» **Stored entries**:
○ ○ ○ ○ ○ ○ ○

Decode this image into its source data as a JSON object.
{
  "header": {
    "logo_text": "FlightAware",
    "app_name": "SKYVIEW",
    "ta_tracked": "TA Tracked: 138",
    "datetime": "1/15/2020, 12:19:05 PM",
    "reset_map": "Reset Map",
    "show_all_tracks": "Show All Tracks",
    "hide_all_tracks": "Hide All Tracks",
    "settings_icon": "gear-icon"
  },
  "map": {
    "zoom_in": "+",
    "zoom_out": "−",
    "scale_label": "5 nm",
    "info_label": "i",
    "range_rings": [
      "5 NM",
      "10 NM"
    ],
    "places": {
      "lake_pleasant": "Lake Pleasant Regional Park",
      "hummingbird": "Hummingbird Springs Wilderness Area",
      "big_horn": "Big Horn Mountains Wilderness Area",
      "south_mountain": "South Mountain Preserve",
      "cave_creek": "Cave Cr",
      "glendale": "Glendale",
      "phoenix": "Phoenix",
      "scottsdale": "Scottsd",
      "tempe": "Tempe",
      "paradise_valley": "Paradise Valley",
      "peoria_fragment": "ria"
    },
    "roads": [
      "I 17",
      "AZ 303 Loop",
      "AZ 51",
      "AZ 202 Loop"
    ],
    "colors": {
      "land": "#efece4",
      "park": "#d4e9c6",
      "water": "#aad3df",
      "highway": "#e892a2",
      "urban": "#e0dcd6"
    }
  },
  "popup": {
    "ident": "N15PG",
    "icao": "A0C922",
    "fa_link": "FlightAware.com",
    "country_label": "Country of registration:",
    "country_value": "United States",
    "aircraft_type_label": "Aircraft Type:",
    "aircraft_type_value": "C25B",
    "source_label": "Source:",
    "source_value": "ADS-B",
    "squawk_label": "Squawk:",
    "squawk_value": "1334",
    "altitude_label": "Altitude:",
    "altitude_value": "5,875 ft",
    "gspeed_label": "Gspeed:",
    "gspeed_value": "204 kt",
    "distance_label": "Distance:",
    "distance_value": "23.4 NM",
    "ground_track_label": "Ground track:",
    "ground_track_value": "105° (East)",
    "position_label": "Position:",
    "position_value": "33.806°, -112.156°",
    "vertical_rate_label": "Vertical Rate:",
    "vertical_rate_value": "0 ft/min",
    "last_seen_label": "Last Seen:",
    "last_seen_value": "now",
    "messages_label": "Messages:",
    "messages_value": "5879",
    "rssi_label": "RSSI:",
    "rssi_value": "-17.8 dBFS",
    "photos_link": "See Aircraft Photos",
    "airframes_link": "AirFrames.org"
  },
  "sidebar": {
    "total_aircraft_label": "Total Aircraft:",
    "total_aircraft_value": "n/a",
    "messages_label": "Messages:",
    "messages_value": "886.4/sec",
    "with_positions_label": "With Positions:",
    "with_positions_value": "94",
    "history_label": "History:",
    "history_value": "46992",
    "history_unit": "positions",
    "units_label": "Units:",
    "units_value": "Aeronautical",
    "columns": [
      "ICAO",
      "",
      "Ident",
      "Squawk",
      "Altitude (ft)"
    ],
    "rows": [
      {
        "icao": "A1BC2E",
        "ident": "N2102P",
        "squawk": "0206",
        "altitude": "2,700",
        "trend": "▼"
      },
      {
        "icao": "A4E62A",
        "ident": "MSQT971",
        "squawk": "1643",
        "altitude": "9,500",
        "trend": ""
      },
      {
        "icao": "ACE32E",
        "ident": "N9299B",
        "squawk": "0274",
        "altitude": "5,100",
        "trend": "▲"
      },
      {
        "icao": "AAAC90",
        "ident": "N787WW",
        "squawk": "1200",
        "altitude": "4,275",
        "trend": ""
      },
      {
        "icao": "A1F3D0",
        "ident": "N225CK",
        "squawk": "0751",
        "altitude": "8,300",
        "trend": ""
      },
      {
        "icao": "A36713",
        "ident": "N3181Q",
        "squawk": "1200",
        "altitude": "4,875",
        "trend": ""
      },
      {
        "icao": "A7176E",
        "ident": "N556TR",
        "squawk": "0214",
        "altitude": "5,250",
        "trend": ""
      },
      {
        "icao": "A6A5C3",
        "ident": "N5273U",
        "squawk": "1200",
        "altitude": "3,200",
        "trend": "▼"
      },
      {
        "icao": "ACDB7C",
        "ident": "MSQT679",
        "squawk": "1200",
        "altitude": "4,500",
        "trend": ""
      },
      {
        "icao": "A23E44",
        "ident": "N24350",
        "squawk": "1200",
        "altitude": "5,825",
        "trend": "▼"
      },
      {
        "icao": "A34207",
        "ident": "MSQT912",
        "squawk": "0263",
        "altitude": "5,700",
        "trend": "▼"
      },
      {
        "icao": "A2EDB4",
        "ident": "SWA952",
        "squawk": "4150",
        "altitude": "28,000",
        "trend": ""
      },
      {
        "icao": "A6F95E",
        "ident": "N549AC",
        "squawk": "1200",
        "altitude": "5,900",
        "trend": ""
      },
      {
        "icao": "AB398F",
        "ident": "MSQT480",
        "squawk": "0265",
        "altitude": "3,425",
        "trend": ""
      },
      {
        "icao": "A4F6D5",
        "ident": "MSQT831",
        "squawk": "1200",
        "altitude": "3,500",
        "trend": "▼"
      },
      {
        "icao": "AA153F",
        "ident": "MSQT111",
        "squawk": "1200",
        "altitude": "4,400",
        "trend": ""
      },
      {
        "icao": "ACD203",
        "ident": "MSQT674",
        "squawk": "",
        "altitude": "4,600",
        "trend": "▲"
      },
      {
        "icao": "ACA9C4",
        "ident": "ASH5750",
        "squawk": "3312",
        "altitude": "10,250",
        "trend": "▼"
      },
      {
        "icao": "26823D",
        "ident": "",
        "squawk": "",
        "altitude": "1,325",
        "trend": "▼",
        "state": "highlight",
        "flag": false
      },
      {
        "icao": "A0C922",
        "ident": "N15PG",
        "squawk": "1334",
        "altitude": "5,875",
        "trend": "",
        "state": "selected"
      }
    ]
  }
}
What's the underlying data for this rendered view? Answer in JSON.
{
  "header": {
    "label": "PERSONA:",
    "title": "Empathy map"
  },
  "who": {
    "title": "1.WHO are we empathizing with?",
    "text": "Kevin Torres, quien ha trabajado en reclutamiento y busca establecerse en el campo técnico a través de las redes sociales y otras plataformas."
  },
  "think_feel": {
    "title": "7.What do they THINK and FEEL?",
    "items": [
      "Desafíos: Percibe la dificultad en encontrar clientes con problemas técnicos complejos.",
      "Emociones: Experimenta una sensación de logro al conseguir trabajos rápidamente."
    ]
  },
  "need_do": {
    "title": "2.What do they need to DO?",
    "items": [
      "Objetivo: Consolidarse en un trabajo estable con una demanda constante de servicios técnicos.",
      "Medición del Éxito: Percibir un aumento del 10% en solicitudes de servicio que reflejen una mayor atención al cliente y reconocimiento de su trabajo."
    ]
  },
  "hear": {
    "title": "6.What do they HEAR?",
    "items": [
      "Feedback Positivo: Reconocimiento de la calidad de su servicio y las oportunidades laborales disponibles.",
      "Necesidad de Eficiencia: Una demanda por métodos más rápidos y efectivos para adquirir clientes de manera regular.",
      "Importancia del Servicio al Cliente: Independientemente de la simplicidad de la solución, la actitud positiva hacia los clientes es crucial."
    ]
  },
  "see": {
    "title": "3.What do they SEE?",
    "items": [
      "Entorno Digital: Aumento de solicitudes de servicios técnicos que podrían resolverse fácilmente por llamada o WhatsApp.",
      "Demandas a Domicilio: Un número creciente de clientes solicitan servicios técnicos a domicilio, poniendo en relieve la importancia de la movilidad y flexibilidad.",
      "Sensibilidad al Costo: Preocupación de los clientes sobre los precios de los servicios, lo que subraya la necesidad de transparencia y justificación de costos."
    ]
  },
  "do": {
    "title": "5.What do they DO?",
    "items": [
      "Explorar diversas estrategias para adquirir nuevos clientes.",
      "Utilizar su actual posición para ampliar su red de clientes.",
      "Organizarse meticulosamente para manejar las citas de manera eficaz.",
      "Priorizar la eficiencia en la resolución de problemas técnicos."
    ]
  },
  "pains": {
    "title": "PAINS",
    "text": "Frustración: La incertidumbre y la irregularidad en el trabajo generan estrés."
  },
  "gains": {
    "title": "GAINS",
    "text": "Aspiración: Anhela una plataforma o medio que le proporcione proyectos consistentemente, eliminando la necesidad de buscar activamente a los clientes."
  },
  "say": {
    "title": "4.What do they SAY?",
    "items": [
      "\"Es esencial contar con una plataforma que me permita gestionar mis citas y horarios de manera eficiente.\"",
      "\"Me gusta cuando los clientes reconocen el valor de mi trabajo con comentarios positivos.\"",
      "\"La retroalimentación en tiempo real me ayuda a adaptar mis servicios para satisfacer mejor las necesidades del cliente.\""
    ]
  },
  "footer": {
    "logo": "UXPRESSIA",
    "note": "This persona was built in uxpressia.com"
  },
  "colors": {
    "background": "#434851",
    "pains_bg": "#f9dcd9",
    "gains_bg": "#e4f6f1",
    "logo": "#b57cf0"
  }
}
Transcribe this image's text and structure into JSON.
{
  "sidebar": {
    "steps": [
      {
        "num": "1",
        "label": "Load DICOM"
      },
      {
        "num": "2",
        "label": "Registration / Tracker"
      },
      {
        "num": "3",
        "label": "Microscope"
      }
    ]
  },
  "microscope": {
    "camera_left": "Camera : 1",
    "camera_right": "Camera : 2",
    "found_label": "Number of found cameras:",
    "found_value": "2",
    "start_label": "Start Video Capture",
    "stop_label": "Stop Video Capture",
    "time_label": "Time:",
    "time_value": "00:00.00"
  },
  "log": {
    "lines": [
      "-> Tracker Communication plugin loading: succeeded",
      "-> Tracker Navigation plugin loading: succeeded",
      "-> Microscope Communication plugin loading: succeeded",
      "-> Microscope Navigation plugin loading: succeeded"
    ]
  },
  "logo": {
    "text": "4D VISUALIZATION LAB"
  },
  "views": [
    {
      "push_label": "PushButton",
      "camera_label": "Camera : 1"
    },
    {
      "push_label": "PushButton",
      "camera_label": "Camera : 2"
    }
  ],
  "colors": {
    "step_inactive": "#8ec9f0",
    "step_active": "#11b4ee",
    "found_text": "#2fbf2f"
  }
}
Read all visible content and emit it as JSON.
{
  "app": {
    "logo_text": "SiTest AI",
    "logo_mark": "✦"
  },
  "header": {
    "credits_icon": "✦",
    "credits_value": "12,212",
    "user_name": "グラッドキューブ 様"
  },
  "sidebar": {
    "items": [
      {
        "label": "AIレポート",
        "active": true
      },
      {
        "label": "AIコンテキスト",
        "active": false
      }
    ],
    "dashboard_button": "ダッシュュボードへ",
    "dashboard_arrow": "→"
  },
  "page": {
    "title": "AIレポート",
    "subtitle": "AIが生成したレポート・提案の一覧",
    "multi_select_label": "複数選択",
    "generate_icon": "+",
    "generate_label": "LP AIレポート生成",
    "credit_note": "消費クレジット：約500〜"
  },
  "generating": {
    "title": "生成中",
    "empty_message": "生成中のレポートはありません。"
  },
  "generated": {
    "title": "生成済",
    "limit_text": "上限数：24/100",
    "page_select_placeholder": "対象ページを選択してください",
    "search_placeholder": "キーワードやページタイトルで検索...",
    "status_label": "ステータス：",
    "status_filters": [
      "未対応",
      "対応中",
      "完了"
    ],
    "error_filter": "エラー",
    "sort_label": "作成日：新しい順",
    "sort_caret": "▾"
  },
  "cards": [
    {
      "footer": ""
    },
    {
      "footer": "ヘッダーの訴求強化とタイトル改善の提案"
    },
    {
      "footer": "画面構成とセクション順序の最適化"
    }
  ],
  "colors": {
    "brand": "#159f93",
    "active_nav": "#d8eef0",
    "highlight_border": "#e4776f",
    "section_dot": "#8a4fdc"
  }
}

○ ○ ○ ○ ○ ○ ○

» **Written task**: List the lines of the records where "adquirir" occurs.

» **Correct answer**:
      "Necesidad de Eficiencia: Una demanda por métodos más rápidos y efectivos para adquirir clientes de manera regular.",
      "Explorar diversas estrategias para adquirir nuevos clientes.",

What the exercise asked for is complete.